(Records from a collection)
## Begin
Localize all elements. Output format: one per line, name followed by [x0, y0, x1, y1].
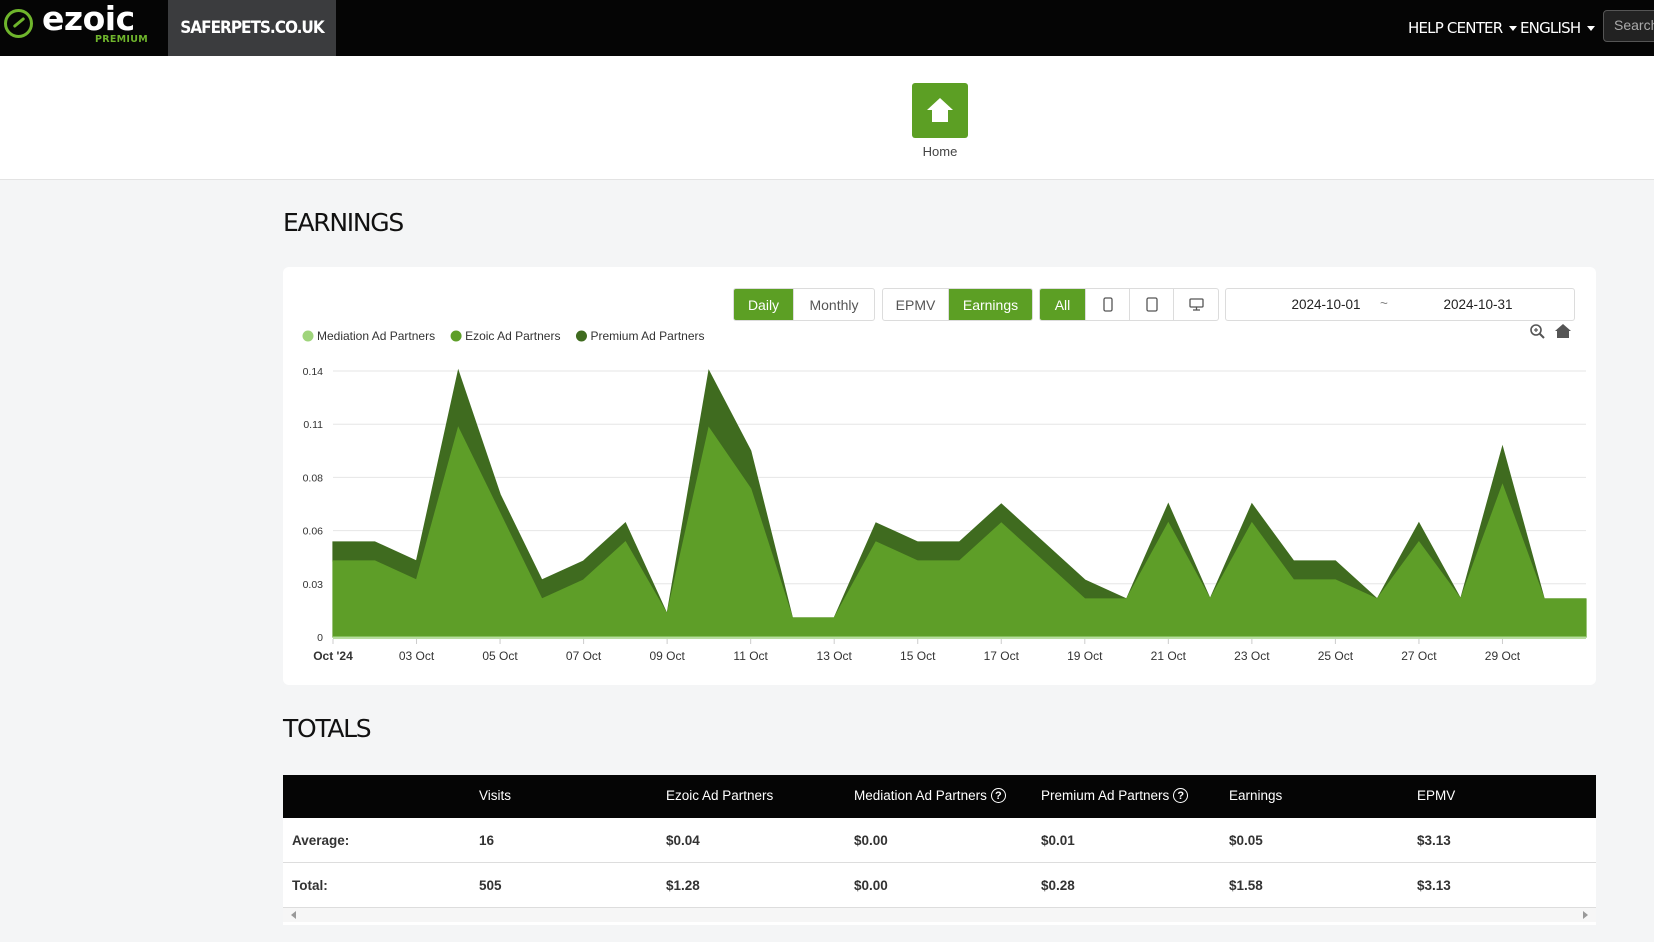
chart-areas	[332, 368, 1587, 639]
x-tick-label: Oct '24	[313, 649, 353, 663]
header-premium-ad-partners: Premium Ad Partners ?	[1041, 788, 1189, 803]
earnings-title: EARNINGS	[283, 208, 404, 237]
cell-mediation: $0.00	[854, 833, 888, 848]
y-tick-label: 0.14	[303, 366, 324, 378]
legend-item[interactable]: Mediation Ad Partners	[302, 329, 436, 343]
chevron-down-icon	[1509, 25, 1518, 31]
x-tick-label: 11 Oct	[733, 649, 768, 663]
table-row-total: Total: 505 $1.28 $0.00 $0.28 $1.58 $3.13	[283, 863, 1596, 908]
x-tick-label: 27 Oct	[1401, 649, 1437, 663]
cell-epmv: $3.13	[1417, 833, 1451, 848]
house-icon	[927, 98, 953, 122]
x-tick-label: 17 Oct	[984, 649, 1020, 663]
search-input[interactable]: Search	[1603, 10, 1654, 42]
help-center-label: HELP CENTER	[1408, 19, 1503, 37]
x-tick-label: 23 Oct	[1234, 649, 1270, 663]
y-tick-label: 0	[317, 632, 323, 644]
header-epmv: EPMV	[1417, 788, 1456, 803]
x-tick-label: 15 Oct	[900, 649, 936, 663]
x-tick-label: 03 Oct	[399, 649, 435, 663]
top-navbar: ezoic PREMIUM SAFERPETS.CO.UK HELP CENTE…	[0, 0, 1654, 56]
cell-visits: 505	[479, 878, 502, 893]
y-tick-label: 0.08	[303, 472, 324, 484]
zoom-icon[interactable]	[1530, 324, 1545, 339]
legend-item[interactable]: Ezoic Ad Partners	[450, 329, 561, 343]
x-tick-label: 09 Oct	[649, 649, 685, 663]
legend-marker	[575, 330, 587, 342]
header-ezoic-ad-partners: Ezoic Ad Partners	[666, 788, 774, 803]
help-center-menu[interactable]: HELP CENTER	[1408, 0, 1518, 56]
header-mediation-label: Mediation Ad Partners	[854, 788, 987, 803]
cell-premium: $0.01	[1041, 833, 1075, 848]
home-button[interactable]	[912, 83, 968, 138]
row-label: Average:	[292, 833, 350, 848]
legend-label: Mediation Ad Partners	[317, 329, 435, 343]
cell-earnings: $1.58	[1229, 878, 1263, 893]
horizontal-scrollbar[interactable]	[283, 908, 1596, 922]
x-tick-label: 05 Oct	[482, 649, 518, 663]
legend-item[interactable]: Premium Ad Partners	[575, 329, 705, 343]
ezoic-logo[interactable]: ezoic PREMIUM	[4, 0, 164, 53]
row-label: Total:	[292, 878, 328, 893]
cell-premium: $0.28	[1041, 878, 1075, 893]
home-band: Home	[0, 56, 1654, 180]
header-premium-label: Premium Ad Partners	[1041, 788, 1170, 803]
legend-label: Ezoic Ad Partners	[465, 329, 560, 343]
x-axis: Oct '24 03 Oct 05 Oct 07 Oct 09 Oct 11 Oct 13 …	[313, 639, 1521, 663]
cell-ezoic: $0.04	[666, 833, 700, 848]
x-tick-label: 19 Oct	[1067, 649, 1103, 663]
scroll-right-icon[interactable]	[1583, 911, 1588, 919]
chart-tools	[1530, 324, 1571, 339]
table-header: Visits Ezoic Ad Partners Mediation Ad Pa…	[283, 775, 1596, 818]
cell-ezoic: $1.28	[666, 878, 700, 893]
logo-text: ezoic	[42, 0, 135, 38]
help-question-icon[interactable]: ?	[1173, 788, 1189, 803]
legend-label: Premium Ad Partners	[590, 329, 704, 343]
chart-legend: Mediation Ad Partners Ezoic Ad Partners Pr…	[302, 329, 705, 343]
y-tick-label: 0.03	[303, 579, 324, 591]
reset-zoom-home-icon[interactable]	[1555, 324, 1571, 338]
y-axis: 0 0.03 0.06 0.08 0.11 0.14	[303, 366, 324, 644]
cell-epmv: $3.13	[1417, 878, 1451, 893]
x-tick-label: 29 Oct	[1485, 649, 1521, 663]
cell-earnings: $0.05	[1229, 833, 1263, 848]
header-visits: Visits	[479, 788, 512, 803]
header-earnings: Earnings	[1229, 788, 1283, 803]
help-question-icon[interactable]: ?	[990, 788, 1006, 803]
cell-visits: 16	[479, 833, 495, 848]
x-tick-label: 07 Oct	[566, 649, 602, 663]
y-tick-label: 0.06	[303, 526, 324, 538]
cell-mediation: $0.00	[854, 878, 888, 893]
x-tick-label: 13 Oct	[817, 649, 853, 663]
totals-table: Visits Ezoic Ad Partners Mediation Ad Pa…	[283, 775, 1596, 925]
header-mediation-ad-partners: Mediation Ad Partners ?	[854, 788, 1006, 803]
totals-title: TOTALS	[283, 714, 372, 743]
table-row-average: Average: 16 $0.04 $0.00 $0.01 $0.05 $3.1…	[283, 818, 1596, 863]
language-label: ENGLISH	[1520, 19, 1581, 37]
chevron-down-icon	[1587, 25, 1596, 31]
logo-premium-label: PREMIUM	[95, 34, 149, 45]
y-tick-label: 0.11	[303, 419, 323, 431]
x-tick-label: 21 Oct	[1151, 649, 1187, 663]
area-series	[332, 426, 1587, 638]
legend-marker	[302, 330, 314, 342]
ezoic-logo-icon	[4, 9, 33, 38]
scroll-left-icon[interactable]	[291, 911, 296, 919]
language-menu[interactable]: ENGLISH	[1520, 0, 1596, 56]
home-label: Home	[922, 144, 958, 159]
site-selector[interactable]: SAFERPETS.CO.UK	[168, 0, 336, 56]
earnings-chart-card: Daily Monthly EPMV Earnings All 2024-10-…	[283, 267, 1596, 685]
x-tick-label: 25 Oct	[1318, 649, 1354, 663]
legend-marker	[450, 330, 462, 342]
earnings-chart: Mediation Ad Partners Ezoic Ad Partners Pr…	[302, 324, 1587, 663]
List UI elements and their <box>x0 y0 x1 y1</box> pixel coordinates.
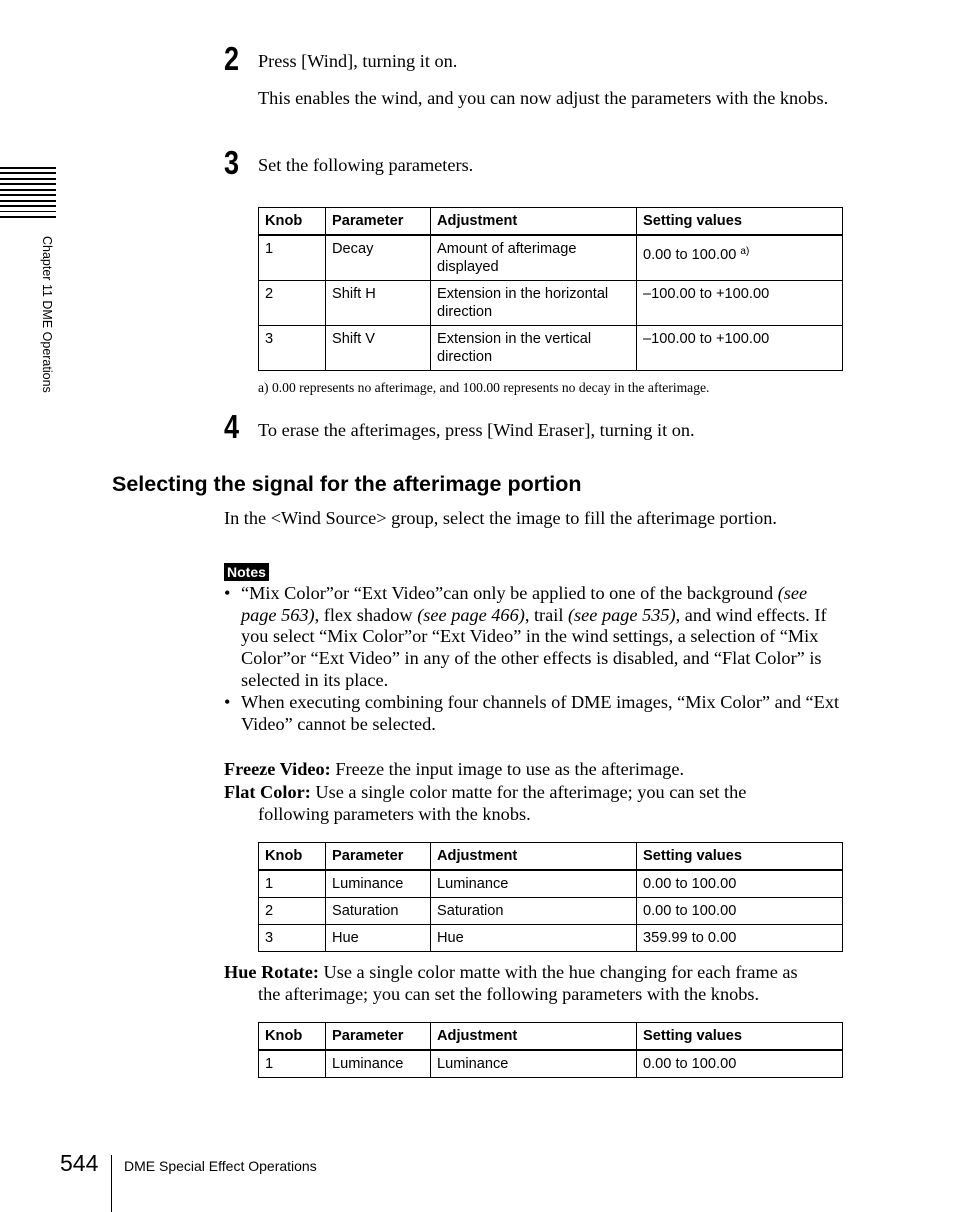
## End
_Aim of the task_
Pull out each line of the items above that contains the string "Average", matching case exactly.

_Correct answer_
row-label: Average:	[292, 833, 350, 848]
table-row-average: Average: 16 $0.04 $0.00 $0.01 $0.05 $3.1…	[283, 818, 1596, 863]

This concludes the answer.